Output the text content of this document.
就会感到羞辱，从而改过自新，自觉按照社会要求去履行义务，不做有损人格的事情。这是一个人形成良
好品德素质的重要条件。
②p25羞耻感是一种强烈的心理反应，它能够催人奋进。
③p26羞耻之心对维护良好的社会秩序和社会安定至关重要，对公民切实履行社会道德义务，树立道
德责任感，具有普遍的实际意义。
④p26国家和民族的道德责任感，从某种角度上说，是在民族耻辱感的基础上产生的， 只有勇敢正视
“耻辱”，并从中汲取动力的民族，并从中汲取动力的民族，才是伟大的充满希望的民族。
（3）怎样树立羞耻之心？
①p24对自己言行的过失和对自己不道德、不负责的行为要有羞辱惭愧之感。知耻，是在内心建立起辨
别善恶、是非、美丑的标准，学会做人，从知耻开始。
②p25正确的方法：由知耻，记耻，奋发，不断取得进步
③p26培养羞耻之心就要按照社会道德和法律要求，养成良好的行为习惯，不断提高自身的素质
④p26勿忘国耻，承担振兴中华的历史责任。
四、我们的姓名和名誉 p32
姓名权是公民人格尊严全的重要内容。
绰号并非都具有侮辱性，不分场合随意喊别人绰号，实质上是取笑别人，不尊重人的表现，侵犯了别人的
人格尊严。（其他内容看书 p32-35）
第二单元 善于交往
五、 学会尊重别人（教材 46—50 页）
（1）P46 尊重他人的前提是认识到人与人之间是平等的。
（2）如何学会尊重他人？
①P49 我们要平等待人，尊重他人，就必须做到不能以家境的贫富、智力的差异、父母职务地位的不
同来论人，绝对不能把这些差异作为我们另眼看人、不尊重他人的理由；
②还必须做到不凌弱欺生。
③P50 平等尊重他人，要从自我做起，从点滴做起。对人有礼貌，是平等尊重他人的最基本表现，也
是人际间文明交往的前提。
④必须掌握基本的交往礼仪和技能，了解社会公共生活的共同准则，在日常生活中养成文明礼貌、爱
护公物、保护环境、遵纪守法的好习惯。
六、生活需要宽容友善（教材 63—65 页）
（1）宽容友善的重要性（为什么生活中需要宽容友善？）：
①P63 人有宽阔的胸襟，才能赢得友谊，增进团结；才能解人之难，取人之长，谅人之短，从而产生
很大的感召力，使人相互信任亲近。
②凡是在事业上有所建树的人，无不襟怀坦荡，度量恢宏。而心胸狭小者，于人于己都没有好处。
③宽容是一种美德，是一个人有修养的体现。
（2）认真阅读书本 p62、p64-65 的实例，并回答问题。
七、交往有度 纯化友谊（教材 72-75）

* * *

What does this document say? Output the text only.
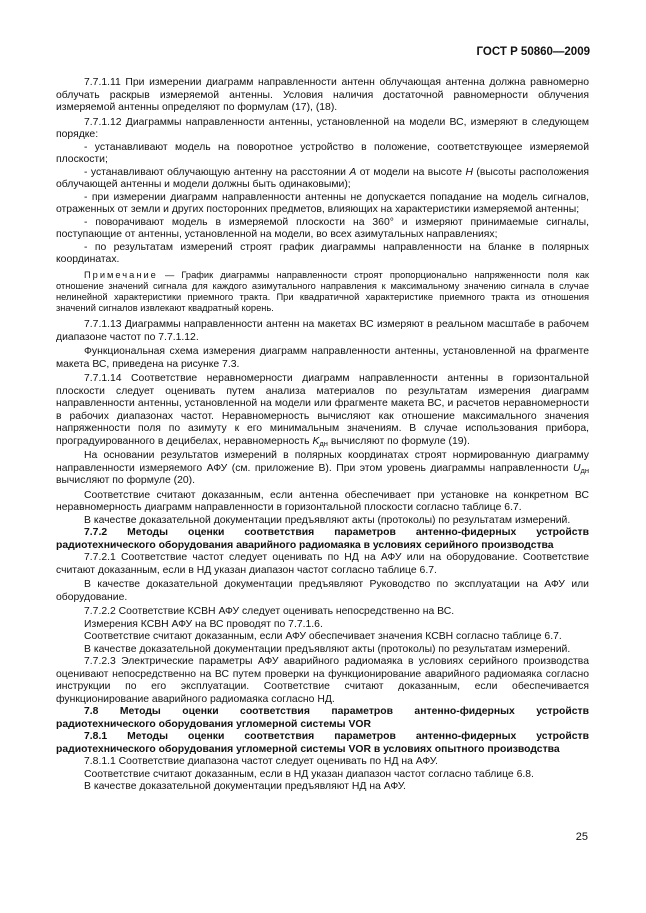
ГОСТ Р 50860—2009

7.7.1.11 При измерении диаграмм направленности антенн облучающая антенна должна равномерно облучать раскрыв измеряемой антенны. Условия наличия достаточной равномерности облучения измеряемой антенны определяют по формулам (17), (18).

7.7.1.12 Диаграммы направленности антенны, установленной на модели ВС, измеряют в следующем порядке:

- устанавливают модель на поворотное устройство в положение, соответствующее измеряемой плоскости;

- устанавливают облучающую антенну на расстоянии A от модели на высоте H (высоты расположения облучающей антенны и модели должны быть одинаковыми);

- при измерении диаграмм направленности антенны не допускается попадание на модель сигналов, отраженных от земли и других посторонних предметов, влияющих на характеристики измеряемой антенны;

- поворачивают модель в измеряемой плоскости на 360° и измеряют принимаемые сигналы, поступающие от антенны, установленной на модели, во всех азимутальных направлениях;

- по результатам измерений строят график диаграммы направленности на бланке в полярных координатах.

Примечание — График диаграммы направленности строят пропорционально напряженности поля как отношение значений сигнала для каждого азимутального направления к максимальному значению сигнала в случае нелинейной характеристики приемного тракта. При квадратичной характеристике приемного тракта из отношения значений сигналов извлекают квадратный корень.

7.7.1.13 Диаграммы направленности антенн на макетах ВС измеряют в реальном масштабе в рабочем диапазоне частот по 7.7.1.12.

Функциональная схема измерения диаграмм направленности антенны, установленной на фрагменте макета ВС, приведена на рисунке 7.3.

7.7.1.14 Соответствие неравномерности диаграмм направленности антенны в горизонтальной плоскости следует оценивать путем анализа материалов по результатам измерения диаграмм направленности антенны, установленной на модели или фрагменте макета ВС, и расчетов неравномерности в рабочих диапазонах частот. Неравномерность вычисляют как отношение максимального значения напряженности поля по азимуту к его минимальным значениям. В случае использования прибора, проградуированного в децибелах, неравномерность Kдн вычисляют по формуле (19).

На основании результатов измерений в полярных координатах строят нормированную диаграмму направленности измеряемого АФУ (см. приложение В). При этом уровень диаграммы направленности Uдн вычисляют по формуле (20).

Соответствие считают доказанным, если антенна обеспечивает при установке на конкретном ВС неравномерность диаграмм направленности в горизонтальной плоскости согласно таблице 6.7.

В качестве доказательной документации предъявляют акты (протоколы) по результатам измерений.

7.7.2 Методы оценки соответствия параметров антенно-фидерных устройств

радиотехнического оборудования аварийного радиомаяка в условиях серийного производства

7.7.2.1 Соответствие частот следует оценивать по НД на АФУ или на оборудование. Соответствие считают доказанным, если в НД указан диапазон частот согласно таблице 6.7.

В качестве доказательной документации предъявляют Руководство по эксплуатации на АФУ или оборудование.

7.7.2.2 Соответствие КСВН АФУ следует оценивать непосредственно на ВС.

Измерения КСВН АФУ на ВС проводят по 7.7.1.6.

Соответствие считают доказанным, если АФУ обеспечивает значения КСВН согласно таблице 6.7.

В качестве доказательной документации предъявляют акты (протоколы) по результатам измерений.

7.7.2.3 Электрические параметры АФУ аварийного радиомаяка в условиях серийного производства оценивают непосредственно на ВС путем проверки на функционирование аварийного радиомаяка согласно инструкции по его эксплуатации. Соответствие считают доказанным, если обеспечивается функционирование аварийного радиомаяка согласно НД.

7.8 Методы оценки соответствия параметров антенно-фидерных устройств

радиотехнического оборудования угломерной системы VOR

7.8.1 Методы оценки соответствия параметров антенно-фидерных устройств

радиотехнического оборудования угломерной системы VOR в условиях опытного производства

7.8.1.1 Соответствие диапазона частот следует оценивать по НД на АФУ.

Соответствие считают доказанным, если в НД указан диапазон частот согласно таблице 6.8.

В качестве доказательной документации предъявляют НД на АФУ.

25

--

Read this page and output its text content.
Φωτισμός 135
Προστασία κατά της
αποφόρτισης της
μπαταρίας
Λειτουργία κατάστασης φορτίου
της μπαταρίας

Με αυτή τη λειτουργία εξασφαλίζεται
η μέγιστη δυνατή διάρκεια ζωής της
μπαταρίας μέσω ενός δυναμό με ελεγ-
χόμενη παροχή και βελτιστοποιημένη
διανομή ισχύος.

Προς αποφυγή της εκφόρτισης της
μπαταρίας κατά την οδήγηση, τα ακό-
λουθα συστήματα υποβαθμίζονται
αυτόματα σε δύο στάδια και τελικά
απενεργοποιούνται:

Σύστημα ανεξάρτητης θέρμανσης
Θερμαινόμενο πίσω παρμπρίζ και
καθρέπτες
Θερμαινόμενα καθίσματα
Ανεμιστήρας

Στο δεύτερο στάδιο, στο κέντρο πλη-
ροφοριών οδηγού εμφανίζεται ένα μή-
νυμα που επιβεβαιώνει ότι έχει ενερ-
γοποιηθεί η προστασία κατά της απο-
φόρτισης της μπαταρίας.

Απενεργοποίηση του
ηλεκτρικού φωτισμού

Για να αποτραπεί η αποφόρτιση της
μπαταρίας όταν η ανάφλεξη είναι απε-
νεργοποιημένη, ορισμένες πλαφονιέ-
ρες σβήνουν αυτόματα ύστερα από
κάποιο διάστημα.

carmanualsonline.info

# What is required:
Copy every line of the material in which the word "случае" occurs.

# Task solution:
Примечание — График диаграммы направленности строят пропорционально напряженности поля как отношение значений сигнала для каждого азимутального направления к максимальному значению сигнала в случае нелинейной характеристики приемного тракта. При квадратичной характеристике приемного тракта из отношения значений сигналов извлекают квадратный корень.
7.7.1.14 Соответствие неравномерности диаграмм направленности антенны в горизонтальной плоскости следует оценивать путем анализа материалов по результатам измерения диаграмм направленности антенны, установленной на модели или фрагменте макета ВС, и расчетов неравномерности в рабочих диапазонах частот. Неравномерность вычисляют как отношение максимального значения напряженности поля по азимуту к его минимальным значениям. В случае использования прибора, проградуированного в децибелах, неравномерность Kдн вычисляют по формуле (19).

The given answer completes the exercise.